[Data entries for graphics]

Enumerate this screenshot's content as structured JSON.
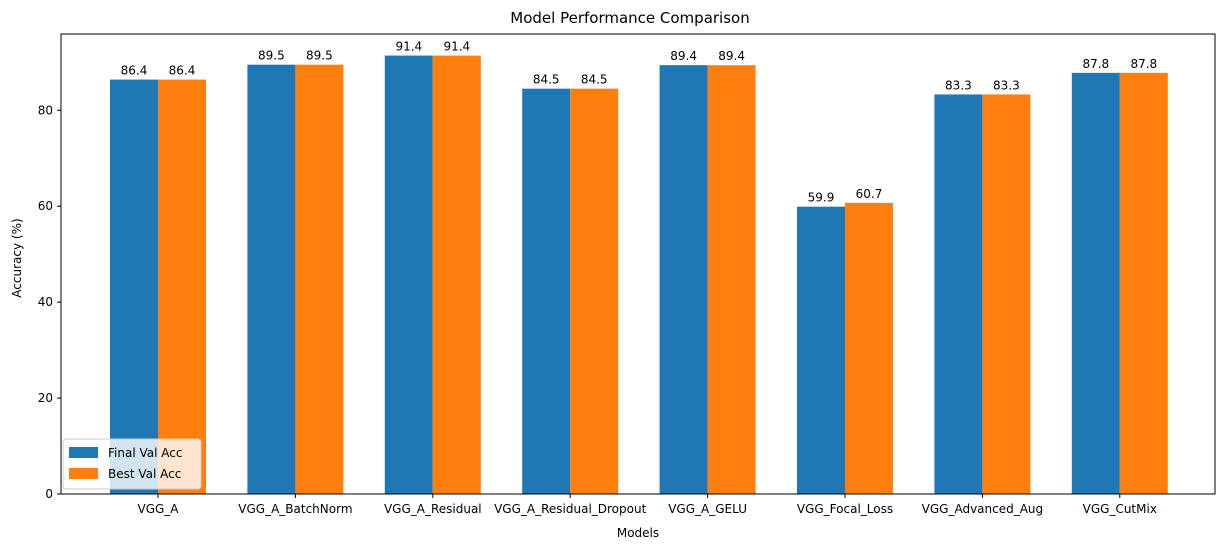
{
  "chart_data": {
    "type": "bar",
    "title": "Model Performance Comparison",
    "xlabel": "Models",
    "ylabel": "Accuracy (%)",
    "ylim": [
      0,
      95.9
    ],
    "yticks": [
      0,
      20,
      40,
      60,
      80
    ],
    "categories": [
      "VGG_A",
      "VGG_A_BatchNorm",
      "VGG_A_Residual",
      "VGG_A_Residual_Dropout",
      "VGG_A_GELU",
      "VGG_Focal_Loss",
      "VGG_Advanced_Aug",
      "VGG_CutMix"
    ],
    "series": [
      {
        "name": "Final Val Acc",
        "color": "#1f77b4",
        "values": [
          86.4,
          89.5,
          91.4,
          84.5,
          89.4,
          59.9,
          83.3,
          87.8
        ]
      },
      {
        "name": "Best Val Acc",
        "color": "#ff7f0e",
        "values": [
          86.4,
          89.5,
          91.4,
          84.5,
          89.4,
          60.7,
          83.3,
          87.8
        ]
      }
    ],
    "legend_position": "lower-left",
    "grid": false
  }
}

### Requirement
Reproduce every record above exactly, omitting the pictures.

### The solution
Enumerate this screenshot's content as structured JSON.
{
  "chart_data": {
    "type": "bar",
    "title": "Model Performance Comparison",
    "xlabel": "Models",
    "ylabel": "Accuracy (%)",
    "ylim": [
      0,
      95.9
    ],
    "yticks": [
      0,
      20,
      40,
      60,
      80
    ],
    "categories": [
      "VGG_A",
      "VGG_A_BatchNorm",
      "VGG_A_Residual",
      "VGG_A_Residual_Dropout",
      "VGG_A_GELU",
      "VGG_Focal_Loss",
      "VGG_Advanced_Aug",
      "VGG_CutMix"
    ],
    "series": [
      {
        "name": "Final Val Acc",
        "color": "#1f77b4",
        "values": [
          86.4,
          89.5,
          91.4,
          84.5,
          89.4,
          59.9,
          83.3,
          87.8
        ]
      },
      {
        "name": "Best Val Acc",
        "color": "#ff7f0e",
        "values": [
          86.4,
          89.5,
          91.4,
          84.5,
          89.4,
          60.7,
          83.3,
          87.8
        ]
      }
    ],
    "legend_position": "lower-left",
    "grid": false
  }
}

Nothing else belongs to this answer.